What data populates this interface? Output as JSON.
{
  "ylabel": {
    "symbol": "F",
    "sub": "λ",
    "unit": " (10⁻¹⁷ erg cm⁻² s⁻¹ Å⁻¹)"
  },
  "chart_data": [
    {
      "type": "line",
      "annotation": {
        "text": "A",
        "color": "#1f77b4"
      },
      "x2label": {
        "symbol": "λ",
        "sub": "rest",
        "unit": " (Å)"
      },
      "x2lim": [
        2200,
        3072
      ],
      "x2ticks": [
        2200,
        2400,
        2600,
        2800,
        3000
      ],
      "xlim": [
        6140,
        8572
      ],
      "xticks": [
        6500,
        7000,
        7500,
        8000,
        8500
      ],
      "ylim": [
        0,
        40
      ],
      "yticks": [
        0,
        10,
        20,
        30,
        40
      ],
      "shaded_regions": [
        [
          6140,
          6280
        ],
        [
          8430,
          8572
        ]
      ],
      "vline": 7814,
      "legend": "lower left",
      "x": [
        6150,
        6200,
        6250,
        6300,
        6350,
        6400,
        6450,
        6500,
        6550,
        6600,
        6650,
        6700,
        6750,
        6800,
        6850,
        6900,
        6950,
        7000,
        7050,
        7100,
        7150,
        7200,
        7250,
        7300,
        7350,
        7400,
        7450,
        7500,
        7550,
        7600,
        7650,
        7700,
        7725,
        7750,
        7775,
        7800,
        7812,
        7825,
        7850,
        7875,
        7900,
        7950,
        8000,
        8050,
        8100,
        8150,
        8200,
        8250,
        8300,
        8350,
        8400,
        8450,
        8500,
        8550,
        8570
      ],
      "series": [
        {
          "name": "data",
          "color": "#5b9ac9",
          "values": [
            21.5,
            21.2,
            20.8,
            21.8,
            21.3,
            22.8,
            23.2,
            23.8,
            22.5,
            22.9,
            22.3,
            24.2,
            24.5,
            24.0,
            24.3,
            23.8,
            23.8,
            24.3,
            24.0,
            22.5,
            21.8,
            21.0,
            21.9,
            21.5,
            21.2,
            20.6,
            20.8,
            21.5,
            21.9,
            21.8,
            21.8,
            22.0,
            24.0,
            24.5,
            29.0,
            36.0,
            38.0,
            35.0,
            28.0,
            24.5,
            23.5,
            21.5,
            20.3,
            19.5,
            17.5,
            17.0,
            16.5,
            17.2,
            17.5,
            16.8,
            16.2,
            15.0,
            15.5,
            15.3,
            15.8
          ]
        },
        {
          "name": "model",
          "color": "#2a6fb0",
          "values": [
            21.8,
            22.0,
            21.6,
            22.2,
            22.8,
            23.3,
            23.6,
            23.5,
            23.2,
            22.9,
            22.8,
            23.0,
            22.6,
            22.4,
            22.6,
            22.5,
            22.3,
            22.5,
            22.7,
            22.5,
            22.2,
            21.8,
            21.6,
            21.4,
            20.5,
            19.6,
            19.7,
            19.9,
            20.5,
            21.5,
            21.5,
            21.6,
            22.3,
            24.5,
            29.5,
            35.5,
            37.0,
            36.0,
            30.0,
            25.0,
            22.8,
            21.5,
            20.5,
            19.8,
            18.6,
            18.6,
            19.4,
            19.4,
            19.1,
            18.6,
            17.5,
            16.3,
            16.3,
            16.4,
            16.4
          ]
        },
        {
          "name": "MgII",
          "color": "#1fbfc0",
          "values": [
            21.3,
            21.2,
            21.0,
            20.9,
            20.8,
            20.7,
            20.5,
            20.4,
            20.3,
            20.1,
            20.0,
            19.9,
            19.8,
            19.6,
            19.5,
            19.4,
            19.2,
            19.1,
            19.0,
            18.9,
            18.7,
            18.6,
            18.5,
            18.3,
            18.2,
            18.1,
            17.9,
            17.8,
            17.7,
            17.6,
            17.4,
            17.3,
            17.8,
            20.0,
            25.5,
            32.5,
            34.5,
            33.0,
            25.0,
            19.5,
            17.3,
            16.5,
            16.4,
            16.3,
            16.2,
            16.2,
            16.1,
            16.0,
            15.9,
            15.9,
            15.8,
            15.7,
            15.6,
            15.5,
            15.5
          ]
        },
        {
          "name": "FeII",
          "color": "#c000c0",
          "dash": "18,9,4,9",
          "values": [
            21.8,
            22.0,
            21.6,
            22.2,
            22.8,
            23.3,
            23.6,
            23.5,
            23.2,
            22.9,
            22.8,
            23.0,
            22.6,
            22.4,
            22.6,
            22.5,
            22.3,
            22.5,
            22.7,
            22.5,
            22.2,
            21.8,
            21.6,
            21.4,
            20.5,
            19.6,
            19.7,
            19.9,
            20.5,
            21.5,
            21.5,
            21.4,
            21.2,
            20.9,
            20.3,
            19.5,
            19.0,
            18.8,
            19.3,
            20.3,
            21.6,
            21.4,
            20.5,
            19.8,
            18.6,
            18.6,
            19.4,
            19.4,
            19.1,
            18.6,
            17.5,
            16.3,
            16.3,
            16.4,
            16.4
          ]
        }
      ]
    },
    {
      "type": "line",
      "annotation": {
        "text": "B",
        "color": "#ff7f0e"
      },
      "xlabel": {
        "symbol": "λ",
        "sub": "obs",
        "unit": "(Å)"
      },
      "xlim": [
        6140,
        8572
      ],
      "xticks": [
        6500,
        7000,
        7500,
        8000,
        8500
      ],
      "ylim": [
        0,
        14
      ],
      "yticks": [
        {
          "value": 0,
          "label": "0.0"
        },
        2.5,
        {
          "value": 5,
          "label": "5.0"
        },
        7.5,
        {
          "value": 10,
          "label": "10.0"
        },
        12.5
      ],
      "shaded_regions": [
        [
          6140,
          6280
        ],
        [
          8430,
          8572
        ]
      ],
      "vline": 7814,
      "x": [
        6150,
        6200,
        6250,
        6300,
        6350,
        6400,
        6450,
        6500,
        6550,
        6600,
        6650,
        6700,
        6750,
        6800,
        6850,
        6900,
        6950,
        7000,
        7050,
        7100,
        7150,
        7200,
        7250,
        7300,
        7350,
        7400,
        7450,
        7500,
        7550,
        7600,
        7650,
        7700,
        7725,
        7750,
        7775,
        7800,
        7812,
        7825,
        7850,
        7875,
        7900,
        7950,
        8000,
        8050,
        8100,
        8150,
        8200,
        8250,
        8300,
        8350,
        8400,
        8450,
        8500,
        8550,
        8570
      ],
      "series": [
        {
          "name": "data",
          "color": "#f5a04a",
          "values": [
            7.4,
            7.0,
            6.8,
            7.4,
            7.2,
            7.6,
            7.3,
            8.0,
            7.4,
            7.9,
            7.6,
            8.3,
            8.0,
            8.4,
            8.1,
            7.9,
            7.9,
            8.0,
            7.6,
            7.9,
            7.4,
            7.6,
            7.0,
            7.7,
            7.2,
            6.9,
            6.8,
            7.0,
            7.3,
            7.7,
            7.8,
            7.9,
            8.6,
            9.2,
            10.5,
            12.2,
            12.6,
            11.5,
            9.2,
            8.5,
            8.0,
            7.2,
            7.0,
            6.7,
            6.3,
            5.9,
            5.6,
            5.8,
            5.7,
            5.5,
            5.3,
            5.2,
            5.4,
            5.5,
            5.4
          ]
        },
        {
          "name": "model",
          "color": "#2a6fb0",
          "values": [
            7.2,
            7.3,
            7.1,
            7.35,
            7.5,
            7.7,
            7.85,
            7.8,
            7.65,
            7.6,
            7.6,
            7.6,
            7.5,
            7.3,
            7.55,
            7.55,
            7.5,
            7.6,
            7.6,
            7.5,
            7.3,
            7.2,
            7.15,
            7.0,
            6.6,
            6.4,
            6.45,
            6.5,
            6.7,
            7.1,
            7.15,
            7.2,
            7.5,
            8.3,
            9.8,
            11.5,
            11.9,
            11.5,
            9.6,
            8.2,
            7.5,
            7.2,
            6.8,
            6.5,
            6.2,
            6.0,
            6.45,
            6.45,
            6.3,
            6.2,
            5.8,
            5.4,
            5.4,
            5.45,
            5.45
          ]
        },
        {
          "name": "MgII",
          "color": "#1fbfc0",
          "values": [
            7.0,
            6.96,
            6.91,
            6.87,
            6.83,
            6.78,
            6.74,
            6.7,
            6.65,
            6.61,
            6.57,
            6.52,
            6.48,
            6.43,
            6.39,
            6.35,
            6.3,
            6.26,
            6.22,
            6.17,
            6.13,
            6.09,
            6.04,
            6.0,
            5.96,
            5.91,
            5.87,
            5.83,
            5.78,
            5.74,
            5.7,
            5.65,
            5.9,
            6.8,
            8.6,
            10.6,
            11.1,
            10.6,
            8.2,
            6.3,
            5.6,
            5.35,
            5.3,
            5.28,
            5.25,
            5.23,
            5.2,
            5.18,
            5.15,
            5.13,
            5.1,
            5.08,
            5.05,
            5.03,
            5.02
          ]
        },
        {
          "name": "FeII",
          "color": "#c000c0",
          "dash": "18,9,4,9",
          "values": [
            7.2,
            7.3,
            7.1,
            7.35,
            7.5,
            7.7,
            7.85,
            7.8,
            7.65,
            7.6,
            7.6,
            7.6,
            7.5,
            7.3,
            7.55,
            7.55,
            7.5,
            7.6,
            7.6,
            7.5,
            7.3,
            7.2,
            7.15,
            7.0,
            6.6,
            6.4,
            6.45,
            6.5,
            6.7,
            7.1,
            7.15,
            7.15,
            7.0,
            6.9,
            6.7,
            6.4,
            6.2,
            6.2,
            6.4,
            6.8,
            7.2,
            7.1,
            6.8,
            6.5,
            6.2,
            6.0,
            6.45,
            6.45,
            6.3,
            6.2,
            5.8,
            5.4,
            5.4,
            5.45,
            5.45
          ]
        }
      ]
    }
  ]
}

·····

(YOUR INSTRUCTIONS): Collect each line containing the string "color".

(COMPLETED EXERCISE):
        "color": "#1f77b4"
          "color": "#5b9ac9",
          "color": "#2a6fb0",
          "color": "#1fbfc0",
          "color": "#c000c0",
        "color": "#ff7f0e"
          "color": "#f5a04a",
          "color": "#2a6fb0",
          "color": "#1fbfc0",
          "color": "#c000c0",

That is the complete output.